──────── Texte à examiner ────────
Loin du Père Noël, au pays des Samis, Le dernier lapon

Mimiche - 08.04.2013

Livre - cercle polaire - élevage - lapon


Klemet Nago, un lapon d'origine, et Nina Nansen, fraîchement émoulue de l'école, font partie de la brigade P9 de la Police des Rennes à Kautokeino, dans le nord de la Norvège.

 

Leur boulot, c'est de tenter de contenir l'ordre dans les relations entre éleveurs de rennes quand les frictions se font jour, pour la plupart du temps causées par des troupeaux mal surveillés qui se moquent bien des limites humaines des concessions et profitent de la baisse momentanée de l'attention des bergers pour aller chercher plus loin un lichen plus facile à dénicher sous la couche de neige, pour se mêler au troupeau du voisin et pour provoquer ainsi des disputes sans fin.

 

À Kautokeino, les éleveurs ont changé et rares sont ceux qui n'ont pas adapté leur mode de vie et leur élevage aux nouvelles facilités apportées par en Laponie par les Suédois, les Norvégiens, les Finlandais, etc., qui n'ont pas souvent eu, à l'égard des populations strictement autochtones, la reconnaissance d'une culture ancienne, mais orale. Submergés par les puissances politiques centralisées s'abattant sur eux, les Lapons peinent à faire subsister cette culture et certaines traditions qui y sont attachées, à faire admettre une prééminence de droits en tant qu'occupants premiers de cette terre.
──────── Données ────────
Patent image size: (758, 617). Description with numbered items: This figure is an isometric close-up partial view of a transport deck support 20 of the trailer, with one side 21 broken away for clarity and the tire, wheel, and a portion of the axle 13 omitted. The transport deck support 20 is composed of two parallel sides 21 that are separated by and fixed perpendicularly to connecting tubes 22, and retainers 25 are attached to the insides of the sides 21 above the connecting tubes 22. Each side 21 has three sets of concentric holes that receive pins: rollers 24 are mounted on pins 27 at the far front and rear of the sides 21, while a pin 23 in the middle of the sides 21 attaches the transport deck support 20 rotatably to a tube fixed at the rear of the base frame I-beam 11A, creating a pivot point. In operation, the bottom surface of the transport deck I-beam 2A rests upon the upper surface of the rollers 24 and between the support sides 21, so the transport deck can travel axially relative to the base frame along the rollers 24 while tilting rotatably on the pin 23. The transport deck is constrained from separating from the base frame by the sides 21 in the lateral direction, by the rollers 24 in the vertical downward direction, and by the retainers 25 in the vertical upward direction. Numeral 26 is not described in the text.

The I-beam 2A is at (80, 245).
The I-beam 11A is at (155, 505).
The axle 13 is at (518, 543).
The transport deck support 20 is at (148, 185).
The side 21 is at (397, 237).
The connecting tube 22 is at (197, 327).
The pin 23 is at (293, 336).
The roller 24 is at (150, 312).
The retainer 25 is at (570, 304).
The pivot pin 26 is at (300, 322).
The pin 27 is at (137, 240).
────────
## Consignes
- A) Relevez tous les mots-clés indiqués sous la date dans le texte à examiner.
- B) Selon le texte à examiner, qu'est-ce qui provoque le plus souvent des frictions entre les éleveurs de rennes ?

## Corrigé
- A) Livre, cercle polaire, élevage, lapon.

- B) Ces frictions viennent surtout de troupeaux mal surveillés, qui ne tiennent aucun compte des limites des concessions. Profitant d'un relâchement momentané de l'attention des bergers, les rennes vont chercher plus loin un lichen plus facile à dénicher sous la neige. Ils se mêlent alors au troupeau du voisin, ce qui entraîne des disputes sans fin.